Repeat the material exactly, leaving nothing out.
* Begin *
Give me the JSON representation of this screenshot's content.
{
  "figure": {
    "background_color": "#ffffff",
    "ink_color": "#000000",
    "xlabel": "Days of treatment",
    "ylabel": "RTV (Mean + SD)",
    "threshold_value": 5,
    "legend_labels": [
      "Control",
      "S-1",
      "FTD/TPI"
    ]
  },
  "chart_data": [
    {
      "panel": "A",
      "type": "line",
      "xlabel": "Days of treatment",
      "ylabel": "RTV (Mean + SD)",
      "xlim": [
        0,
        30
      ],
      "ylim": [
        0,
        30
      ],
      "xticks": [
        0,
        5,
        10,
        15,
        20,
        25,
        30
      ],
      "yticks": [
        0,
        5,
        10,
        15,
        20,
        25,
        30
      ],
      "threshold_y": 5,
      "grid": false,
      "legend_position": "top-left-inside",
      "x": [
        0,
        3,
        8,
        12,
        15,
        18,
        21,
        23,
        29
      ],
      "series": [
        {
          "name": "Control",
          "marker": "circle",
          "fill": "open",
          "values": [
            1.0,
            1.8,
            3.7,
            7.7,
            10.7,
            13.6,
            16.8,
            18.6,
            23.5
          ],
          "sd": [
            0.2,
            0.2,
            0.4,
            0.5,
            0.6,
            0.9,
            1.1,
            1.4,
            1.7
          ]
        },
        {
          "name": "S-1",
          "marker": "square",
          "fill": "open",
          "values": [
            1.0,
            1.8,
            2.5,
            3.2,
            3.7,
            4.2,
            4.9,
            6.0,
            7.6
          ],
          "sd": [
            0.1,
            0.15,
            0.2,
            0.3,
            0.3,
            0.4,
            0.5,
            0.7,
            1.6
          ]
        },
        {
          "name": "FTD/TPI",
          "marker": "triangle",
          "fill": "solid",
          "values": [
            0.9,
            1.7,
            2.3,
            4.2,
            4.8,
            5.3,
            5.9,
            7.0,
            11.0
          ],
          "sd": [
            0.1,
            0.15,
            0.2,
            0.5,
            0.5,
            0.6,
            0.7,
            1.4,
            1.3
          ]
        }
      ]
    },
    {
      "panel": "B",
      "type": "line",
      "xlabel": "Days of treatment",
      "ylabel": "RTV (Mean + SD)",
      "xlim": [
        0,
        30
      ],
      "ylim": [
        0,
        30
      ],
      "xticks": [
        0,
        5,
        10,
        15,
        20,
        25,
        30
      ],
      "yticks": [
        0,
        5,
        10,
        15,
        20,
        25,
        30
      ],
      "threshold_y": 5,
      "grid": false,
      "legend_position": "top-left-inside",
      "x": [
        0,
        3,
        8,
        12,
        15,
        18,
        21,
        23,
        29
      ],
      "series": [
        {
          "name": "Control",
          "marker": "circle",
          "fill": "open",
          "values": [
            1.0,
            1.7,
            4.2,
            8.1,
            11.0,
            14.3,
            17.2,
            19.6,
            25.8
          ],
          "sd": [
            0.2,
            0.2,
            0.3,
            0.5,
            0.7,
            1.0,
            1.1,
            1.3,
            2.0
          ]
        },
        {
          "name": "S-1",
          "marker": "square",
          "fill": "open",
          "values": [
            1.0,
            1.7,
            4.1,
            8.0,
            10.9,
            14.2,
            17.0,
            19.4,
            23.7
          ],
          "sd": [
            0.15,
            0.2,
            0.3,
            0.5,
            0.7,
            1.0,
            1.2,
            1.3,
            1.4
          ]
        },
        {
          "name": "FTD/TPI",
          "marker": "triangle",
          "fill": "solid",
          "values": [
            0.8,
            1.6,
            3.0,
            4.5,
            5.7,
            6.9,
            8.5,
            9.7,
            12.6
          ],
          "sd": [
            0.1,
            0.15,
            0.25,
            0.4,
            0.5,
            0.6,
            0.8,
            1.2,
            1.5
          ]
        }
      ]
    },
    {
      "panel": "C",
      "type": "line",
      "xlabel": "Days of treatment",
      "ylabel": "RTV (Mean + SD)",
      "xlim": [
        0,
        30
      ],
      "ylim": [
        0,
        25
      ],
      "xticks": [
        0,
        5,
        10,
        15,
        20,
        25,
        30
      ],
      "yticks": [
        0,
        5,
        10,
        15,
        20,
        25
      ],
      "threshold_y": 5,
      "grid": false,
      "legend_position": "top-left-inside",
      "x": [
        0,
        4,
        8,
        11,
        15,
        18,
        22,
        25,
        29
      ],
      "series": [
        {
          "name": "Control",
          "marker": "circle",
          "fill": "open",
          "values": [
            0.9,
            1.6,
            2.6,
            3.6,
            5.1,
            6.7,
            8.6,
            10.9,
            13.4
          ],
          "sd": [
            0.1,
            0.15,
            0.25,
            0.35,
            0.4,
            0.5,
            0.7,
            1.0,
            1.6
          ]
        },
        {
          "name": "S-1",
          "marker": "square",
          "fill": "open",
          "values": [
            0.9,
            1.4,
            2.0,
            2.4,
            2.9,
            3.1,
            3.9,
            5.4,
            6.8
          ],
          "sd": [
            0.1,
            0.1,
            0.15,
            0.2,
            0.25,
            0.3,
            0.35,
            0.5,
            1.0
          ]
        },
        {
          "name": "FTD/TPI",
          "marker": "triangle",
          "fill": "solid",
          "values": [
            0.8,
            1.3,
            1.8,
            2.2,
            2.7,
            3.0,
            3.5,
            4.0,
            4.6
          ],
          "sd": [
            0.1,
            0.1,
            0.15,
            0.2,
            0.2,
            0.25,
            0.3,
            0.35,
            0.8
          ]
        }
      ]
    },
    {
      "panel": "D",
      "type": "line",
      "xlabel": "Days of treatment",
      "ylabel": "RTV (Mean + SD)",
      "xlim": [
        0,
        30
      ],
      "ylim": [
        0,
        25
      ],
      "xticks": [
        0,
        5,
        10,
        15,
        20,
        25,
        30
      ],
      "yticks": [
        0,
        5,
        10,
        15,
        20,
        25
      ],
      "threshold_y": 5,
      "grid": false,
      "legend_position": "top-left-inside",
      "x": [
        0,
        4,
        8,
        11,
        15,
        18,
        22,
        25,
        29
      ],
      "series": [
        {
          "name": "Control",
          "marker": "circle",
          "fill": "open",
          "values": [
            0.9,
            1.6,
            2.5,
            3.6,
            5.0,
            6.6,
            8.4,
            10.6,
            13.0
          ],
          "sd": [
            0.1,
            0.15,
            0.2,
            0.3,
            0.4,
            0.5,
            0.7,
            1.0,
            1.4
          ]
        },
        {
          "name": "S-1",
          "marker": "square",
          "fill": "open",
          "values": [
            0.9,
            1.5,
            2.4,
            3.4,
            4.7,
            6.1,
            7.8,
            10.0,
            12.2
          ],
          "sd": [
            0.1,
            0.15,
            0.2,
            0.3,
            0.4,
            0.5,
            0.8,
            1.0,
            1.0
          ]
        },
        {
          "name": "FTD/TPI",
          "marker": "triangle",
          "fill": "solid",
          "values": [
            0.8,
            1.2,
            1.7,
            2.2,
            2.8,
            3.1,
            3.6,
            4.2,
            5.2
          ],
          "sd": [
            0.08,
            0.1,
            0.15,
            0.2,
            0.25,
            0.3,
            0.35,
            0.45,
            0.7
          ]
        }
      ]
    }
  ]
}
* End *
COMPLETED EXERCISE
Give me the JSON representation of this screenshot's content.
{
  "figure": {
    "background_color": "#ffffff",
    "ink_color": "#000000",
    "xlabel": "Days of treatment",
    "ylabel": "RTV (Mean + SD)",
    "threshold_value": 5,
    "legend_labels": [
      "Control",
      "S-1",
      "FTD/TPI"
    ]
  },
  "chart_data": [
    {
      "panel": "A",
      "type": "line",
      "xlabel": "Days of treatment",
      "ylabel": "RTV (Mean + SD)",
      "xlim": [
        0,
        30
      ],
      "ylim": [
        0,
        30
      ],
      "xticks": [
        0,
        5,
        10,
        15,
        20,
        25,
        30
      ],
      "yticks": [
        0,
        5,
        10,
        15,
        20,
        25,
        30
      ],
      "threshold_y": 5,
      "grid": false,
      "legend_position": "top-left-inside",
      "x": [
        0,
        3,
        8,
        12,
        15,
        18,
        21,
        23,
        29
      ],
      "series": [
        {
          "name": "Control",
          "marker": "circle",
          "fill": "open",
          "values": [
            1.0,
            1.8,
            3.7,
            7.7,
            10.7,
            13.6,
            16.8,
            18.6,
            23.5
          ],
          "sd": [
            0.2,
            0.2,
            0.4,
            0.5,
            0.6,
            0.9,
            1.1,
            1.4,
            1.7
          ]
        },
        {
          "name": "S-1",
          "marker": "square",
          "fill": "open",
          "values": [
            1.0,
            1.8,
            2.5,
            3.2,
            3.7,
            4.2,
            4.9,
            6.0,
            7.6
          ],
          "sd": [
            0.1,
            0.15,
            0.2,
            0.3,
            0.3,
            0.4,
            0.5,
            0.7,
            1.6
          ]
        },
        {
          "name": "FTD/TPI",
          "marker": "triangle",
          "fill": "solid",
          "values": [
            0.9,
            1.7,
            2.3,
            4.2,
            4.8,
            5.3,
            5.9,
            7.0,
            11.0
          ],
          "sd": [
            0.1,
            0.15,
            0.2,
            0.5,
            0.5,
            0.6,
            0.7,
            1.4,
            1.3
          ]
        }
      ]
    },
    {
      "panel": "B",
      "type": "line",
      "xlabel": "Days of treatment",
      "ylabel": "RTV (Mean + SD)",
      "xlim": [
        0,
        30
      ],
      "ylim": [
        0,
        30
      ],
      "xticks": [
        0,
        5,
        10,
        15,
        20,
        25,
        30
      ],
      "yticks": [
        0,
        5,
        10,
        15,
        20,
        25,
        30
      ],
      "threshold_y": 5,
      "grid": false,
      "legend_position": "top-left-inside",
      "x": [
        0,
        3,
        8,
        12,
        15,
        18,
        21,
        23,
        29
      ],
      "series": [
        {
          "name": "Control",
          "marker": "circle",
          "fill": "open",
          "values": [
            1.0,
            1.7,
            4.2,
            8.1,
            11.0,
            14.3,
            17.2,
            19.6,
            25.8
          ],
          "sd": [
            0.2,
            0.2,
            0.3,
            0.5,
            0.7,
            1.0,
            1.1,
            1.3,
            2.0
          ]
        },
        {
          "name": "S-1",
          "marker": "square",
          "fill": "open",
          "values": [
            1.0,
            1.7,
            4.1,
            8.0,
            10.9,
            14.2,
            17.0,
            19.4,
            23.7
          ],
          "sd": [
            0.15,
            0.2,
            0.3,
            0.5,
            0.7,
            1.0,
            1.2,
            1.3,
            1.4
          ]
        },
        {
          "name": "FTD/TPI",
          "marker": "triangle",
          "fill": "solid",
          "values": [
            0.8,
            1.6,
            3.0,
            4.5,
            5.7,
            6.9,
            8.5,
            9.7,
            12.6
          ],
          "sd": [
            0.1,
            0.15,
            0.25,
            0.4,
            0.5,
            0.6,
            0.8,
            1.2,
            1.5
          ]
        }
      ]
    },
    {
      "panel": "C",
      "type": "line",
      "xlabel": "Days of treatment",
      "ylabel": "RTV (Mean + SD)",
      "xlim": [
        0,
        30
      ],
      "ylim": [
        0,
        25
      ],
      "xticks": [
        0,
        5,
        10,
        15,
        20,
        25,
        30
      ],
      "yticks": [
        0,
        5,
        10,
        15,
        20,
        25
      ],
      "threshold_y": 5,
      "grid": false,
      "legend_position": "top-left-inside",
      "x": [
        0,
        4,
        8,
        11,
        15,
        18,
        22,
        25,
        29
      ],
      "series": [
        {
          "name": "Control",
          "marker": "circle",
          "fill": "open",
          "values": [
            0.9,
            1.6,
            2.6,
            3.6,
            5.1,
            6.7,
            8.6,
            10.9,
            13.4
          ],
          "sd": [
            0.1,
            0.15,
            0.25,
            0.35,
            0.4,
            0.5,
            0.7,
            1.0,
            1.6
          ]
        },
        {
          "name": "S-1",
          "marker": "square",
          "fill": "open",
          "values": [
            0.9,
            1.4,
            2.0,
            2.4,
            2.9,
            3.1,
            3.9,
            5.4,
            6.8
          ],
          "sd": [
            0.1,
            0.1,
            0.15,
            0.2,
            0.25,
            0.3,
            0.35,
            0.5,
            1.0
          ]
        },
        {
          "name": "FTD/TPI",
          "marker": "triangle",
          "fill": "solid",
          "values": [
            0.8,
            1.3,
            1.8,
            2.2,
            2.7,
            3.0,
            3.5,
            4.0,
            4.6
          ],
          "sd": [
            0.1,
            0.1,
            0.15,
            0.2,
            0.2,
            0.25,
            0.3,
            0.35,
            0.8
          ]
        }
      ]
    },
    {
      "panel": "D",
      "type": "line",
      "xlabel": "Days of treatment",
      "ylabel": "RTV (Mean + SD)",
      "xlim": [
        0,
        30
      ],
      "ylim": [
        0,
        25
      ],
      "xticks": [
        0,
        5,
        10,
        15,
        20,
        25,
        30
      ],
      "yticks": [
        0,
        5,
        10,
        15,
        20,
        25
      ],
      "threshold_y": 5,
      "grid": false,
      "legend_position": "top-left-inside",
      "x": [
        0,
        4,
        8,
        11,
        15,
        18,
        22,
        25,
        29
      ],
      "series": [
        {
          "name": "Control",
          "marker": "circle",
          "fill": "open",
          "values": [
            0.9,
            1.6,
            2.5,
            3.6,
            5.0,
            6.6,
            8.4,
            10.6,
            13.0
          ],
          "sd": [
            0.1,
            0.15,
            0.2,
            0.3,
            0.4,
            0.5,
            0.7,
            1.0,
            1.4
          ]
        },
        {
          "name": "S-1",
          "marker": "square",
          "fill": "open",
          "values": [
            0.9,
            1.5,
            2.4,
            3.4,
            4.7,
            6.1,
            7.8,
            10.0,
            12.2
          ],
          "sd": [
            0.1,
            0.15,
            0.2,
            0.3,
            0.4,
            0.5,
            0.8,
            1.0,
            1.0
          ]
        },
        {
          "name": "FTD/TPI",
          "marker": "triangle",
          "fill": "solid",
          "values": [
            0.8,
            1.2,
            1.7,
            2.2,
            2.8,
            3.1,
            3.6,
            4.2,
            5.2
          ],
          "sd": [
            0.08,
            0.1,
            0.15,
            0.2,
            0.25,
            0.3,
            0.35,
            0.45,
            0.7
          ]
        }
      ]
    }
  ]
}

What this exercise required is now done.